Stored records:
______
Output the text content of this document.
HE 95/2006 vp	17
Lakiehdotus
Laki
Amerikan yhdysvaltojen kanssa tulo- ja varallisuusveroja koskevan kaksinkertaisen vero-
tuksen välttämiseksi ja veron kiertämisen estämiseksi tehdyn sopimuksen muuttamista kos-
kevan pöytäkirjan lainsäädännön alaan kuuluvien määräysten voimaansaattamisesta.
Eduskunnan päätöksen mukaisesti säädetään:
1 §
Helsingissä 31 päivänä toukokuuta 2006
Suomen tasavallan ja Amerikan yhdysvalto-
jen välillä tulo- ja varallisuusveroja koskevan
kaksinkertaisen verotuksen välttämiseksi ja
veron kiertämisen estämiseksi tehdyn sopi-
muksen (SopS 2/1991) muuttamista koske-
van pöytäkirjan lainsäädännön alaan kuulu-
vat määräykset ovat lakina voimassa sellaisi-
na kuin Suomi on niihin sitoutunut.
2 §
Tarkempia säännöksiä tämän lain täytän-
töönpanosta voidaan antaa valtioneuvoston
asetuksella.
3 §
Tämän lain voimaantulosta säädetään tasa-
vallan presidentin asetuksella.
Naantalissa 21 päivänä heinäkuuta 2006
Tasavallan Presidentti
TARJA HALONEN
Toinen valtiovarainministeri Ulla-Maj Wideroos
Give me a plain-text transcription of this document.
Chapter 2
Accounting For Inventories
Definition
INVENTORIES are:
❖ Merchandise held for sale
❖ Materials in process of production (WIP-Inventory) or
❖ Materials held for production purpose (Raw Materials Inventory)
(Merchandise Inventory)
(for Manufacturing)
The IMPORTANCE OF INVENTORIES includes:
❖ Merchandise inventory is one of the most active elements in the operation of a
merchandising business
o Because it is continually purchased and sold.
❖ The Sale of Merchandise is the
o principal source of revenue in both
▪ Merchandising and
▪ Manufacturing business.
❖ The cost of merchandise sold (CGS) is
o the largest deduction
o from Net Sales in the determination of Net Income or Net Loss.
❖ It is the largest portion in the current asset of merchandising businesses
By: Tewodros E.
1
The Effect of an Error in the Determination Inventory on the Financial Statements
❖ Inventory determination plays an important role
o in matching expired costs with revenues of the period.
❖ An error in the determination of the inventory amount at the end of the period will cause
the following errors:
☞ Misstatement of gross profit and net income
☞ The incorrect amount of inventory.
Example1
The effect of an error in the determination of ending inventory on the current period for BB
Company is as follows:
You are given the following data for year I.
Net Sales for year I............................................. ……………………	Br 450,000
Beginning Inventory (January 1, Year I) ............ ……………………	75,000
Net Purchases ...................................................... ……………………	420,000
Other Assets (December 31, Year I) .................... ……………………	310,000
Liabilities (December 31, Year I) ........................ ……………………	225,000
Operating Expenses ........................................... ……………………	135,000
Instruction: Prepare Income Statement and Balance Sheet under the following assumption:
______
Copy the entries above exactly, leaving none out.

Output the text content of this document.
HE 95/2006 vp	17
Lakiehdotus
Laki
Amerikan yhdysvaltojen kanssa tulo- ja varallisuusveroja koskevan kaksinkertaisen vero-
tuksen välttämiseksi ja veron kiertämisen estämiseksi tehdyn sopimuksen muuttamista kos-
kevan pöytäkirjan lainsäädännön alaan kuuluvien määräysten voimaansaattamisesta.
Eduskunnan päätöksen mukaisesti säädetään:
1 §
Helsingissä 31 päivänä toukokuuta 2006
Suomen tasavallan ja Amerikan yhdysvalto-
jen välillä tulo- ja varallisuusveroja koskevan
kaksinkertaisen verotuksen välttämiseksi ja
veron kiertämisen estämiseksi tehdyn sopi-
muksen (SopS 2/1991) muuttamista koske-
van pöytäkirjan lainsäädännön alaan kuulu-
vat määräykset ovat lakina voimassa sellaisi-
na kuin Suomi on niihin sitoutunut.
2 §
Tarkempia säännöksiä tämän lain täytän-
töönpanosta voidaan antaa valtioneuvoston
asetuksella.
3 §
Tämän lain voimaantulosta säädetään tasa-
vallan presidentin asetuksella.
Naantalissa 21 päivänä heinäkuuta 2006
Tasavallan Presidentti
TARJA HALONEN
Toinen valtiovarainministeri Ulla-Maj Wideroos
Give me a plain-text transcription of this document.
Chapter 2
Accounting For Inventories
Definition
INVENTORIES are:
❖ Merchandise held for sale
❖ Materials in process of production (WIP-Inventory) or
❖ Materials held for production purpose (Raw Materials Inventory)
(Merchandise Inventory)
(for Manufacturing)
The IMPORTANCE OF INVENTORIES includes:
❖ Merchandise inventory is one of the most active elements in the operation of a
merchandising business
o Because it is continually purchased and sold.
❖ The Sale of Merchandise is the
o principal source of revenue in both
▪ Merchandising and
▪ Manufacturing business.
❖ The cost of merchandise sold (CGS) is
o the largest deduction
o from Net Sales in the determination of Net Income or Net Loss.
❖ It is the largest portion in the current asset of merchandising businesses
By: Tewodros E.
1
The Effect of an Error in the Determination Inventory on the Financial Statements
❖ Inventory determination plays an important role
o in matching expired costs with revenues of the period.
❖ An error in the determination of the inventory amount at the end of the period will cause
the following errors:
☞ Misstatement of gross profit and net income
☞ The incorrect amount of inventory.
Example1
The effect of an error in the determination of ending inventory on the current period for BB
Company is as follows:
You are given the following data for year I.
Net Sales for year I............................................. ……………………	Br 450,000
Beginning Inventory (January 1, Year I) ............ ……………………	75,000
Net Purchases ...................................................... ……………………	420,000
Other Assets (December 31, Year I) .................... ……………………	310,000
Liabilities (December 31, Year I) ........................ ……………………	225,000
Operating Expenses ........................................... ……………………	135,000
Instruction: Prepare Income Statement and Balance Sheet under the following assumption:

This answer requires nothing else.